What needs to be done:
Transcribe every record exactly, omitting none.

----- Data supplied -----

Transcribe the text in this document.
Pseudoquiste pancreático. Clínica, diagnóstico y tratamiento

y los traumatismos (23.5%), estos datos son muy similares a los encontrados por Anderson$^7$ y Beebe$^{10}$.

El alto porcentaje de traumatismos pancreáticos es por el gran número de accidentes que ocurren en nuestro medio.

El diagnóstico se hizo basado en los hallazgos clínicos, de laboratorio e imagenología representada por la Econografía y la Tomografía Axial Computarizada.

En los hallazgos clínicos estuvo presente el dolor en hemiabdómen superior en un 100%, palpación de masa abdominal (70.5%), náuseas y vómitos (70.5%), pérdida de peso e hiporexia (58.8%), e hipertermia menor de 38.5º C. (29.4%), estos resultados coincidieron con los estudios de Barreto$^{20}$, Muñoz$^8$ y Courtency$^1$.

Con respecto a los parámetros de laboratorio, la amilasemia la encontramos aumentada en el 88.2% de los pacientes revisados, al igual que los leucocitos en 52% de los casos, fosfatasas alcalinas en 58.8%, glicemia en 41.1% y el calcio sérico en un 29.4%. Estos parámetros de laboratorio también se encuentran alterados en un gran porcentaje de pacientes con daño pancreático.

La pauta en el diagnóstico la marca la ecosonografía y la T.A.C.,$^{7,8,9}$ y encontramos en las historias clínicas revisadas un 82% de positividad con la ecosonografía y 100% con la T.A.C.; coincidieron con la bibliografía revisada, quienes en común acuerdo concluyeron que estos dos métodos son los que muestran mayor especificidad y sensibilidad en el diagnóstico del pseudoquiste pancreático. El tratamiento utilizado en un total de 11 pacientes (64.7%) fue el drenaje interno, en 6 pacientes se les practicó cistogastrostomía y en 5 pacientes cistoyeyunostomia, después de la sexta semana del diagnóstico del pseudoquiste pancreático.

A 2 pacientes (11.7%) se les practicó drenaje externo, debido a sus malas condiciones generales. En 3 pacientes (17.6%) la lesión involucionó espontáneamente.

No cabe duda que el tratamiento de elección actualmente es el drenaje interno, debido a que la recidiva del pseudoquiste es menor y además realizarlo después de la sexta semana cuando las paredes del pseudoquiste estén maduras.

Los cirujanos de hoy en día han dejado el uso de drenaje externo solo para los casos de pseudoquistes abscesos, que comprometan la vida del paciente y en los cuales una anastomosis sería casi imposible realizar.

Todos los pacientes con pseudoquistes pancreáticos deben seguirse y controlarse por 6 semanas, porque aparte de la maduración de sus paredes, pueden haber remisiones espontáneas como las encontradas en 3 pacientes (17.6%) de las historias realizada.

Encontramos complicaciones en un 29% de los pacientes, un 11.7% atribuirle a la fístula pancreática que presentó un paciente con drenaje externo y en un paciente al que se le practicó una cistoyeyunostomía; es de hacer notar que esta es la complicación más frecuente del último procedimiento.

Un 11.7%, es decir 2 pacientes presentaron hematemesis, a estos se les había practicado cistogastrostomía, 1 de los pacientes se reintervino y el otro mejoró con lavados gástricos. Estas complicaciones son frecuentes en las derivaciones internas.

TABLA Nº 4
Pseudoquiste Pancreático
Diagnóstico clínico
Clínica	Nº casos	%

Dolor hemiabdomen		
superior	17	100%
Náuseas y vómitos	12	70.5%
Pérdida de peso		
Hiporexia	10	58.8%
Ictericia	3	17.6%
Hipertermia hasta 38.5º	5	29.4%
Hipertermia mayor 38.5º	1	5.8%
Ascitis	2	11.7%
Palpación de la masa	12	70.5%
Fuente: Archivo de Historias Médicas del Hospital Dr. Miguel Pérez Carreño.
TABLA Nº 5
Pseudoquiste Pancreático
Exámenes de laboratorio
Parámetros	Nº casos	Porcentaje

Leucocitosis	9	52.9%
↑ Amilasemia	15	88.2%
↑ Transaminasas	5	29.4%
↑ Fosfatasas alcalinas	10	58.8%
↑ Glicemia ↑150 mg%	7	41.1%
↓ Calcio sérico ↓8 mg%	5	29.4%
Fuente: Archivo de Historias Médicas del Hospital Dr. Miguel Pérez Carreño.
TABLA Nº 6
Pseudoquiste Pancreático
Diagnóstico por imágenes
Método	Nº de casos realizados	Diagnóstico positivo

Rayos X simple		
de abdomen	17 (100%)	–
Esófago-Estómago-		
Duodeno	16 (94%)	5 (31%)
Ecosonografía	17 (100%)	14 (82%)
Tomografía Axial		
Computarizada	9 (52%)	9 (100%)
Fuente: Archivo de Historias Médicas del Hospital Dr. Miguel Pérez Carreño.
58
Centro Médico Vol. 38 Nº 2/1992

-----

Written reply:
Transcribe the text in this document.
Pseudoquiste pancreático. Clínica, diagnóstico y tratamiento

y los traumatismos (23.5%), estos datos son muy similares a los encontrados por Anderson$^7$ y Beebe$^{10}$.

El alto porcentaje de traumatismos pancreáticos es por el gran número de accidentes que ocurren en nuestro medio.

El diagnóstico se hizo basado en los hallazgos clínicos, de laboratorio e imagenología representada por la Econografía y la Tomografía Axial Computarizada.

En los hallazgos clínicos estuvo presente el dolor en hemiabdómen superior en un 100%, palpación de masa abdominal (70.5%), náuseas y vómitos (70.5%), pérdida de peso e hiporexia (58.8%), e hipertermia menor de 38.5º C. (29.4%), estos resultados coincidieron con los estudios de Barreto$^{20}$, Muñoz$^8$ y Courtency$^1$.

Con respecto a los parámetros de laboratorio, la amilasemia la encontramos aumentada en el 88.2% de los pacientes revisados, al igual que los leucocitos en 52% de los casos, fosfatasas alcalinas en 58.8%, glicemia en 41.1% y el calcio sérico en un 29.4%. Estos parámetros de laboratorio también se encuentran alterados en un gran porcentaje de pacientes con daño pancreático.

La pauta en el diagnóstico la marca la ecosonografía y la T.A.C.,$^{7,8,9}$ y encontramos en las historias clínicas revisadas un 82% de positividad con la ecosonografía y 100% con la T.A.C.; coincidieron con la bibliografía revisada, quienes en común acuerdo concluyeron que estos dos métodos son los que muestran mayor especificidad y sensibilidad en el diagnóstico del pseudoquiste pancreático. El tratamiento utilizado en un total de 11 pacientes (64.7%) fue el drenaje interno, en 6 pacientes se les practicó cistogastrostomía y en 5 pacientes cistoyeyunostomia, después de la sexta semana del diagnóstico del pseudoquiste pancreático.

A 2 pacientes (11.7%) se les practicó drenaje externo, debido a sus malas condiciones generales. En 3 pacientes (17.6%) la lesión involucionó espontáneamente.

No cabe duda que el tratamiento de elección actualmente es el drenaje interno, debido a que la recidiva del pseudoquiste es menor y además realizarlo después de la sexta semana cuando las paredes del pseudoquiste estén maduras.

Los cirujanos de hoy en día han dejado el uso de drenaje externo solo para los casos de pseudoquistes abscesos, que comprometan la vida del paciente y en los cuales una anastomosis sería casi imposible realizar.

Todos los pacientes con pseudoquistes pancreáticos deben seguirse y controlarse por 6 semanas, porque aparte de la maduración de sus paredes, pueden haber remisiones espontáneas como las encontradas en 3 pacientes (17.6%) de las historias realizada.

Encontramos complicaciones en un 29% de los pacientes, un 11.7% atribuirle a la fístula pancreática que presentó un paciente con drenaje externo y en un paciente al que se le practicó una cistoyeyunostomía; es de hacer notar que esta es la complicación más frecuente del último procedimiento.

Un 11.7%, es decir 2 pacientes presentaron hematemesis, a estos se les había practicado cistogastrostomía, 1 de los pacientes se reintervino y el otro mejoró con lavados gástricos. Estas complicaciones son frecuentes en las derivaciones internas.

TABLA Nº 4
Pseudoquiste Pancreático
Diagnóstico clínico
Clínica	Nº casos	%

Dolor hemiabdomen		
superior	17	100%
Náuseas y vómitos	12	70.5%
Pérdida de peso		
Hiporexia	10	58.8%
Ictericia	3	17.6%
Hipertermia hasta 38.5º	5	29.4%
Hipertermia mayor 38.5º	1	5.8%
Ascitis	2	11.7%
Palpación de la masa	12	70.5%
Fuente: Archivo de Historias Médicas del Hospital Dr. Miguel Pérez Carreño.
TABLA Nº 5
Pseudoquiste Pancreático
Exámenes de laboratorio
Parámetros	Nº casos	Porcentaje

Leucocitosis	9	52.9%
↑ Amilasemia	15	88.2%
↑ Transaminasas	5	29.4%
↑ Fosfatasas alcalinas	10	58.8%
↑ Glicemia ↑150 mg%	7	41.1%
↓ Calcio sérico ↓8 mg%	5	29.4%
Fuente: Archivo de Historias Médicas del Hospital Dr. Miguel Pérez Carreño.
TABLA Nº 6
Pseudoquiste Pancreático
Diagnóstico por imágenes
Método	Nº de casos realizados	Diagnóstico positivo

Rayos X simple		
de abdomen	17 (100%)	–
Esófago-Estómago-		
Duodeno	16 (94%)	5 (31%)
Ecosonografía	17 (100%)	14 (82%)
Tomografía Axial		
Computarizada	9 (52%)	9 (100%)
Fuente: Archivo de Historias Médicas del Hospital Dr. Miguel Pérez Carreño.
58
Centro Médico Vol. 38 Nº 2/1992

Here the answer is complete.